··· RECORDS SHOWN
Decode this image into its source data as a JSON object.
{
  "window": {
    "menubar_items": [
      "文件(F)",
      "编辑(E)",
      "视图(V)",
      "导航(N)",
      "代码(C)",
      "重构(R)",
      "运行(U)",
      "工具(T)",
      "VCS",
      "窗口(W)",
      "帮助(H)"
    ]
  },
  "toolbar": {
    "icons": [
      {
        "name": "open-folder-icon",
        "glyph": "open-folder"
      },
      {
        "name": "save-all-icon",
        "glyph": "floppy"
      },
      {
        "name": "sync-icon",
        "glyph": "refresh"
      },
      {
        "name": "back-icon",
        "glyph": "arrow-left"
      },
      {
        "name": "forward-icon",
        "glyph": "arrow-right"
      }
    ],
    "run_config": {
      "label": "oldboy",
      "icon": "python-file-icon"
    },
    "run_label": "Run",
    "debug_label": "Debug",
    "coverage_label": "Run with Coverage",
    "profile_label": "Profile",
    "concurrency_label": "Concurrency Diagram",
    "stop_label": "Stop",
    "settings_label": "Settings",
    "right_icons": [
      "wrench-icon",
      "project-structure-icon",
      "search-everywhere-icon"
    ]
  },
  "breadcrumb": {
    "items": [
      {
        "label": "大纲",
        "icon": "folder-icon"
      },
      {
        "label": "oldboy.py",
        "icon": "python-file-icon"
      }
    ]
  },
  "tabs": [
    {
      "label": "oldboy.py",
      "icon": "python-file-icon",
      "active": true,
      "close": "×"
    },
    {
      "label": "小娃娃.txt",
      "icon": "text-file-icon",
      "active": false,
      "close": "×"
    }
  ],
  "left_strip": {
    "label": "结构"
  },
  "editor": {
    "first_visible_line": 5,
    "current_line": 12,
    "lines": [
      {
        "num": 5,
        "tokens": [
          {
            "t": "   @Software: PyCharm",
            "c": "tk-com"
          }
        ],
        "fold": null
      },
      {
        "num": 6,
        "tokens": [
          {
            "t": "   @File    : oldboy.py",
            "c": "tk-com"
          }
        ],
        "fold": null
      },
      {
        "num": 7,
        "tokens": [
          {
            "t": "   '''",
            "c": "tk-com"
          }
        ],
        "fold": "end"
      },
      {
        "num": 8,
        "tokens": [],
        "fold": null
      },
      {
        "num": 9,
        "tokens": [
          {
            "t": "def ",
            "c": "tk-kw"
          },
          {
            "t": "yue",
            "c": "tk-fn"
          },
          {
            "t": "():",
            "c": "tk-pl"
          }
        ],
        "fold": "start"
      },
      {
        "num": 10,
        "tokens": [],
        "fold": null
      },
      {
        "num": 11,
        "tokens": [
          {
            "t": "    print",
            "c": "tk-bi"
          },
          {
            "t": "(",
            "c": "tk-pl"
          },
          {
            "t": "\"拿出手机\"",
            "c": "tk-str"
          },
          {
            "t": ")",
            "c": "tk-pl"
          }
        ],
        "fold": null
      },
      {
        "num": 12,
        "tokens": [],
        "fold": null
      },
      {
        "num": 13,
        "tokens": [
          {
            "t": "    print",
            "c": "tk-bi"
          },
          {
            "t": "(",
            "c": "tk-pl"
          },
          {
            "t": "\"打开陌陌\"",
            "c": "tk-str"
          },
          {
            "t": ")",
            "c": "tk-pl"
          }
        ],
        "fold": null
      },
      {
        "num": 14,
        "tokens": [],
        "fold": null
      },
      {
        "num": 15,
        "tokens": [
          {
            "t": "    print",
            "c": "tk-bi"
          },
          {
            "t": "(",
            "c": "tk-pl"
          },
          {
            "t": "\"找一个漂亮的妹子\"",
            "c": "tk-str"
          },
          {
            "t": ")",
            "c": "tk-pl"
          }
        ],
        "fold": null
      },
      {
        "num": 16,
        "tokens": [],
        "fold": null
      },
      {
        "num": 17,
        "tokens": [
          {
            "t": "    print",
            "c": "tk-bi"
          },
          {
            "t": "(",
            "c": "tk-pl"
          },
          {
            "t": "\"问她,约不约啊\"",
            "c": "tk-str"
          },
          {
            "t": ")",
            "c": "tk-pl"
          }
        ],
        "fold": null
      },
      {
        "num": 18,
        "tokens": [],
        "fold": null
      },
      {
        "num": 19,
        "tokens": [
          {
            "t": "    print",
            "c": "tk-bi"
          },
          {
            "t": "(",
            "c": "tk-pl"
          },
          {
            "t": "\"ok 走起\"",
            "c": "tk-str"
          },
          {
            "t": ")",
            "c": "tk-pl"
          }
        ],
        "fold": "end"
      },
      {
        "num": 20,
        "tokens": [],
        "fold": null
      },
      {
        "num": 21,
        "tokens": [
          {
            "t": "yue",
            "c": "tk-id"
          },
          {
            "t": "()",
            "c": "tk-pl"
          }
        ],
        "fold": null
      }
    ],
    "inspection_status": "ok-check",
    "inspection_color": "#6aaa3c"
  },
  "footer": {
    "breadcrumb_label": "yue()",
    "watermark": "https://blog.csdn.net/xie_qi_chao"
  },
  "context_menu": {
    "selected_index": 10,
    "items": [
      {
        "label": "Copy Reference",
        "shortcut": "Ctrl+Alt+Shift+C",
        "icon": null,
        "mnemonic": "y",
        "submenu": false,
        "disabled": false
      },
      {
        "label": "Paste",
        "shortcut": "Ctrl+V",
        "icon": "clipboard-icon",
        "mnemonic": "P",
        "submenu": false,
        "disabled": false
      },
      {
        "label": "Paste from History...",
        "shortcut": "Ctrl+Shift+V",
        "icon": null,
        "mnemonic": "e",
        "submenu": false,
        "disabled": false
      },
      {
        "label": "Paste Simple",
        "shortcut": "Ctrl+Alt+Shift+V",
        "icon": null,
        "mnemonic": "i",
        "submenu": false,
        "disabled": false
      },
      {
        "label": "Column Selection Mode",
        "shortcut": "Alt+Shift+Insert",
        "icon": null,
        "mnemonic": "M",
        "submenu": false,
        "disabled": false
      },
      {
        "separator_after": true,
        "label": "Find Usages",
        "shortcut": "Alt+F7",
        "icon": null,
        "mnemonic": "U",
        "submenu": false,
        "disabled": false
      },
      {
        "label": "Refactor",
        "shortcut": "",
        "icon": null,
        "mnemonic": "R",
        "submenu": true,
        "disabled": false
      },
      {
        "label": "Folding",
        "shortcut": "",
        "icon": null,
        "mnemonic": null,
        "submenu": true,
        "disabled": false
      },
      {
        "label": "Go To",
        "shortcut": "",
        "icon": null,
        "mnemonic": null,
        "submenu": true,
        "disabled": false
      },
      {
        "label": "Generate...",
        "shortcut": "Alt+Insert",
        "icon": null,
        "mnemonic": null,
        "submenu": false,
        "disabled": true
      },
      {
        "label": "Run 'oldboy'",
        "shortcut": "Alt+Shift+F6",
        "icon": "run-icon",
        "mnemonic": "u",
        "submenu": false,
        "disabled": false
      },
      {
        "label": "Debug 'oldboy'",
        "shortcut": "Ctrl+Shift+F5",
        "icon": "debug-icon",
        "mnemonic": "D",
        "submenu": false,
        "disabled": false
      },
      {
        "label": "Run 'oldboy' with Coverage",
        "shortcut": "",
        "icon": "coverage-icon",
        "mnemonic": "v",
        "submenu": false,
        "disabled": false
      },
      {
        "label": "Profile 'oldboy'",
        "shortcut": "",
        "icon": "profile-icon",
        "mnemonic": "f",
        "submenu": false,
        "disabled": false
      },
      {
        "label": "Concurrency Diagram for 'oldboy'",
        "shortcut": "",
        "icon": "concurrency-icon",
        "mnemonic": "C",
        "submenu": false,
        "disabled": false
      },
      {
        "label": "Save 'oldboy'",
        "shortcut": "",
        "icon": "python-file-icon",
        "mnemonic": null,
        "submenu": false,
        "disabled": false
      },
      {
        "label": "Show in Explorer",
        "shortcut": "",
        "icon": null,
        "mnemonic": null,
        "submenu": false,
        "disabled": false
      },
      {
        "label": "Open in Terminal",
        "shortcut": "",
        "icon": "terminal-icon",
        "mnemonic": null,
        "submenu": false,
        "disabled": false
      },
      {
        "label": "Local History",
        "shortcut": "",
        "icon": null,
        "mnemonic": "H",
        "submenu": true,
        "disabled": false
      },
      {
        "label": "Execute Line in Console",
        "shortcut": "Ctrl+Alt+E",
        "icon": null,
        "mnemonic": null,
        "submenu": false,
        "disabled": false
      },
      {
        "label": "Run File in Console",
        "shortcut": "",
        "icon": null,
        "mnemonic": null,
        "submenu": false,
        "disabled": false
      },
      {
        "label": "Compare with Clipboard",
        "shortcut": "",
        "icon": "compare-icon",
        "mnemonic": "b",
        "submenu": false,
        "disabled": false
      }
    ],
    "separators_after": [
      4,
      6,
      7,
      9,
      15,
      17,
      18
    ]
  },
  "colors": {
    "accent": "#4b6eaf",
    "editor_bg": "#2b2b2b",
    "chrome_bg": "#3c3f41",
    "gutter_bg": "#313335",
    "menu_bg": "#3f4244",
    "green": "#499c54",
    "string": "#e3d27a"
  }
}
······
Copy out each line of the listing that holds "Ctrl".

** ANSWER TO THIS TASK **
        "shortcut": "Ctrl+Alt+Shift+C",
        "shortcut": "Ctrl+V",
        "shortcut": "Ctrl+Shift+V",
        "shortcut": "Ctrl+Alt+Shift+V",
        "shortcut": "Ctrl+Shift+F5",
        "shortcut": "Ctrl+Alt+E",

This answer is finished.